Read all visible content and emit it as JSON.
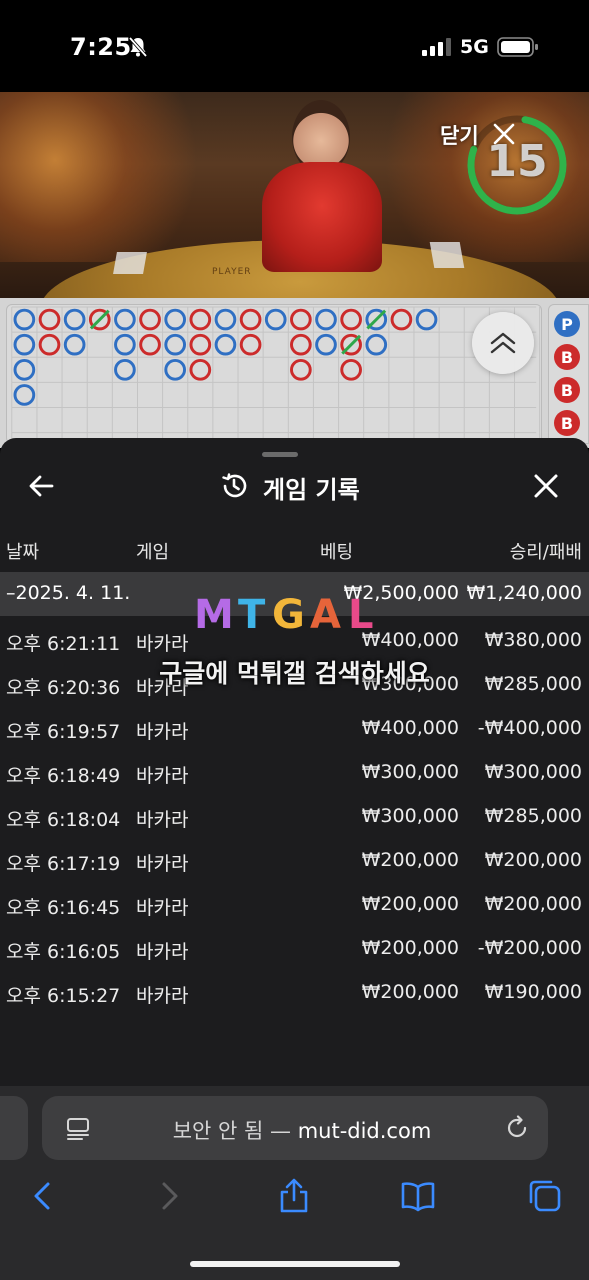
{
  "status_bar": {
    "time": "7:25",
    "network": "5G"
  },
  "video": {
    "player_label": "PLAYER",
    "close_label": "닫기",
    "timer": "15",
    "timer_color": "#2fb34a"
  },
  "scoreboard": {
    "big_road": [
      "P",
      "B",
      "B",
      "B"
    ],
    "colors": {
      "player": "#2f6fc3",
      "banker": "#cc2b2b",
      "tie": "#2fa84a"
    }
  },
  "history": {
    "title": "게임 기록",
    "columns": {
      "date": "날짜",
      "game": "게임",
      "bet": "베팅",
      "result": "승리/패배"
    },
    "summary": {
      "date": "–2025. 4. 11.",
      "bet": "₩2,500,000",
      "result": "₩1,240,000"
    },
    "rows": [
      {
        "time": "오후 6:21:11",
        "game": "바카라",
        "bet": "₩400,000",
        "result": "₩380,000"
      },
      {
        "time": "오후 6:20:36",
        "game": "바카라",
        "bet": "₩300,000",
        "result": "₩285,000"
      },
      {
        "time": "오후 6:19:57",
        "game": "바카라",
        "bet": "₩400,000",
        "result": "-₩400,000"
      },
      {
        "time": "오후 6:18:49",
        "game": "바카라",
        "bet": "₩300,000",
        "result": "₩300,000"
      },
      {
        "time": "오후 6:18:04",
        "game": "바카라",
        "bet": "₩300,000",
        "result": "₩285,000"
      },
      {
        "time": "오후 6:17:19",
        "game": "바카라",
        "bet": "₩200,000",
        "result": "₩200,000"
      },
      {
        "time": "오후 6:16:45",
        "game": "바카라",
        "bet": "₩200,000",
        "result": "₩200,000"
      },
      {
        "time": "오후 6:16:05",
        "game": "바카라",
        "bet": "₩200,000",
        "result": "-₩200,000"
      },
      {
        "time": "오후 6:15:27",
        "game": "바카라",
        "bet": "₩200,000",
        "result": "₩190,000"
      }
    ]
  },
  "watermark": {
    "logo_letters": [
      "M",
      "T",
      "G",
      "A",
      "L"
    ],
    "logo_colors": [
      "#b56be6",
      "#3fb4e8",
      "#f2b63a",
      "#e6643a",
      "#e84a8a"
    ],
    "text": "구글에 먹튀갤 검색하세요"
  },
  "browser": {
    "address_prefix": "보안 안 됨 — ",
    "address_domain": "mut-did.com"
  }
}
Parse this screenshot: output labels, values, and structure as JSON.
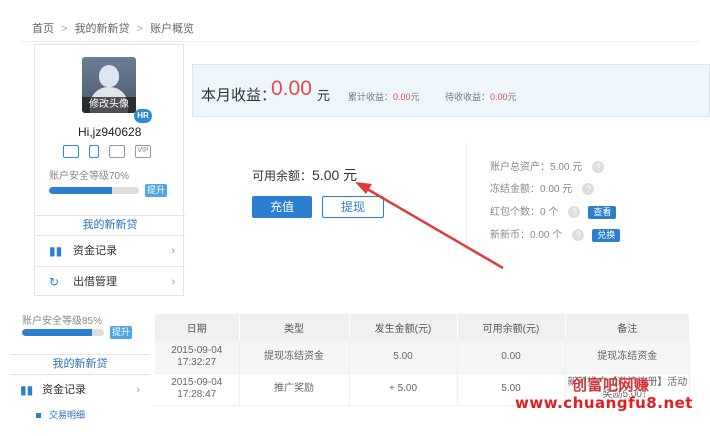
{
  "breadcrumb": {
    "home": "首页",
    "sep": ">",
    "level1": "我的新新贷",
    "level2": "账户概览"
  },
  "profile": {
    "avatar_caption": "修改头像",
    "badge": "HR",
    "username": "Hi,jz940628",
    "security_icons": [
      "id-card-icon",
      "phone-icon",
      "mail-icon",
      "vip-icon"
    ],
    "vip_text": "VIP",
    "security_level": "账户安全等级70%",
    "security_level_value": 70,
    "upgrade_label": "提升",
    "my_link": "我的新新贷"
  },
  "menu": [
    {
      "icon": "bar-chart-icon",
      "label": "资金记录",
      "chevron": "›"
    },
    {
      "icon": "refresh-icon",
      "label": "出借管理",
      "chevron": "›"
    }
  ],
  "summary": {
    "label": "本月收益：",
    "value": "0.00",
    "unit": "元",
    "total_label": "累计收益：",
    "total_value": "0.00",
    "total_unit": "元",
    "pending_label": "待收收益：",
    "pending_value": "0.00",
    "pending_unit": "元"
  },
  "balance": {
    "label": "可用余额：",
    "value": "5.00 元",
    "charge": "充值",
    "withdraw": "提现"
  },
  "right_info": [
    {
      "label": "账户总资产：",
      "value": "5.00 元",
      "action": ""
    },
    {
      "label": "冻结金额：",
      "value": "0.00 元",
      "action": ""
    },
    {
      "label": "红包个数：",
      "value": "0 个",
      "action": "查看"
    },
    {
      "label": "新新币：",
      "value": "0.00 个",
      "action": "兑换"
    }
  ],
  "qmark": "?",
  "bottom": {
    "security_level": "账户安全等级85%",
    "security_level_value": 85,
    "upgrade_label": "提升",
    "my_link": "我的新新贷",
    "menu_label": "资金记录",
    "menu_chevron": "›",
    "sub_link": "交易明细"
  },
  "table": {
    "headers": [
      "日期",
      "类型",
      "发生金额(元)",
      "可用余额(元)",
      "备注"
    ],
    "rows": [
      {
        "date": "2015-09-04",
        "time": "17:32:27",
        "type": "提现冻结资金",
        "amount": "5.00",
        "balance": "0.00",
        "note1": "提现冻结资金",
        "note2": ""
      },
      {
        "date": "2015-09-04",
        "time": "17:28:47",
        "type": "推广奖励",
        "amount": "+ 5.00",
        "balance": "5.00",
        "note1": "新新推广【邀请注册】活动",
        "note2": "奖励5.00！"
      }
    ]
  },
  "watermark": {
    "text": "www.chuangfu8.net",
    "logo": "创富吧网赚"
  }
}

» Task goal:
Each entry above is to be written out again unchanged, apart from the pictures, which are left out.

» Task answer:
Read all visible content and emit it as JSON.
{
  "status_bar": {
    "time": "7:25",
    "network": "5G"
  },
  "video": {
    "player_label": "PLAYER",
    "close_label": "닫기",
    "timer": "15",
    "timer_color": "#2fb34a"
  },
  "scoreboard": {
    "big_road": [
      "P",
      "B",
      "B",
      "B"
    ],
    "colors": {
      "player": "#2f6fc3",
      "banker": "#cc2b2b",
      "tie": "#2fa84a"
    }
  },
  "history": {
    "title": "게임 기록",
    "columns": {
      "date": "날짜",
      "game": "게임",
      "bet": "베팅",
      "result": "승리/패배"
    },
    "summary": {
      "date": "–2025. 4. 11.",
      "bet": "₩2,500,000",
      "result": "₩1,240,000"
    },
    "rows": [
      {
        "time": "오후 6:21:11",
        "game": "바카라",
        "bet": "₩400,000",
        "result": "₩380,000"
      },
      {
        "time": "오후 6:20:36",
        "game": "바카라",
        "bet": "₩300,000",
        "result": "₩285,000"
      },
      {
        "time": "오후 6:19:57",
        "game": "바카라",
        "bet": "₩400,000",
        "result": "-₩400,000"
      },
      {
        "time": "오후 6:18:49",
        "game": "바카라",
        "bet": "₩300,000",
        "result": "₩300,000"
      },
      {
        "time": "오후 6:18:04",
        "game": "바카라",
        "bet": "₩300,000",
        "result": "₩285,000"
      },
      {
        "time": "오후 6:17:19",
        "game": "바카라",
        "bet": "₩200,000",
        "result": "₩200,000"
      },
      {
        "time": "오후 6:16:45",
        "game": "바카라",
        "bet": "₩200,000",
        "result": "₩200,000"
      },
      {
        "time": "오후 6:16:05",
        "game": "바카라",
        "bet": "₩200,000",
        "result": "-₩200,000"
      },
      {
        "time": "오후 6:15:27",
        "game": "바카라",
        "bet": "₩200,000",
        "result": "₩190,000"
      }
    ]
  },
  "watermark": {
    "logo_letters": [
      "M",
      "T",
      "G",
      "A",
      "L"
    ],
    "logo_colors": [
      "#b56be6",
      "#3fb4e8",
      "#f2b63a",
      "#e6643a",
      "#e84a8a"
    ],
    "text": "구글에 먹튀갤 검색하세요"
  },
  "browser": {
    "address_prefix": "보안 안 됨 — ",
    "address_domain": "mut-did.com"
  }
}
Parse this screenshot: output labels, values, and structure as JSON.
{
  "breadcrumb": {
    "home": "首页",
    "sep": ">",
    "level1": "我的新新贷",
    "level2": "账户概览"
  },
  "profile": {
    "avatar_caption": "修改头像",
    "badge": "HR",
    "username": "Hi,jz940628",
    "security_icons": [
      "id-card-icon",
      "phone-icon",
      "mail-icon",
      "vip-icon"
    ],
    "vip_text": "VIP",
    "security_level": "账户安全等级70%",
    "security_level_value": 70,
    "upgrade_label": "提升",
    "my_link": "我的新新贷"
  },
  "menu": [
    {
      "icon": "bar-chart-icon",
      "label": "资金记录",
      "chevron": "›"
    },
    {
      "icon": "refresh-icon",
      "label": "出借管理",
      "chevron": "›"
    }
  ],
  "summary": {
    "label": "本月收益：",
    "value": "0.00",
    "unit": "元",
    "total_label": "累计收益：",
    "total_value": "0.00",
    "total_unit": "元",
    "pending_label": "待收收益：",
    "pending_value": "0.00",
    "pending_unit": "元"
  },
  "balance": {
    "label": "可用余额：",
    "value": "5.00 元",
    "charge": "充值",
    "withdraw": "提现"
  },
  "right_info": [
    {
      "label": "账户总资产：",
      "value": "5.00 元",
      "action": ""
    },
    {
      "label": "冻结金额：",
      "value": "0.00 元",
      "action": ""
    },
    {
      "label": "红包个数：",
      "value": "0 个",
      "action": "查看"
    },
    {
      "label": "新新币：",
      "value": "0.00 个",
      "action": "兑换"
    }
  ],
  "qmark": "?",
  "bottom": {
    "security_level": "账户安全等级85%",
    "security_level_value": 85,
    "upgrade_label": "提升",
    "my_link": "我的新新贷",
    "menu_label": "资金记录",
    "menu_chevron": "›",
    "sub_link": "交易明细"
  },
  "table": {
    "headers": [
      "日期",
      "类型",
      "发生金额(元)",
      "可用余额(元)",
      "备注"
    ],
    "rows": [
      {
        "date": "2015-09-04",
        "time": "17:32:27",
        "type": "提现冻结资金",
        "amount": "5.00",
        "balance": "0.00",
        "note1": "提现冻结资金",
        "note2": ""
      },
      {
        "date": "2015-09-04",
        "time": "17:28:47",
        "type": "推广奖励",
        "amount": "+ 5.00",
        "balance": "5.00",
        "note1": "新新推广【邀请注册】活动",
        "note2": "奖励5.00！"
      }
    ]
  },
  "watermark": {
    "text": "www.chuangfu8.net",
    "logo": "创富吧网赚"
  }
}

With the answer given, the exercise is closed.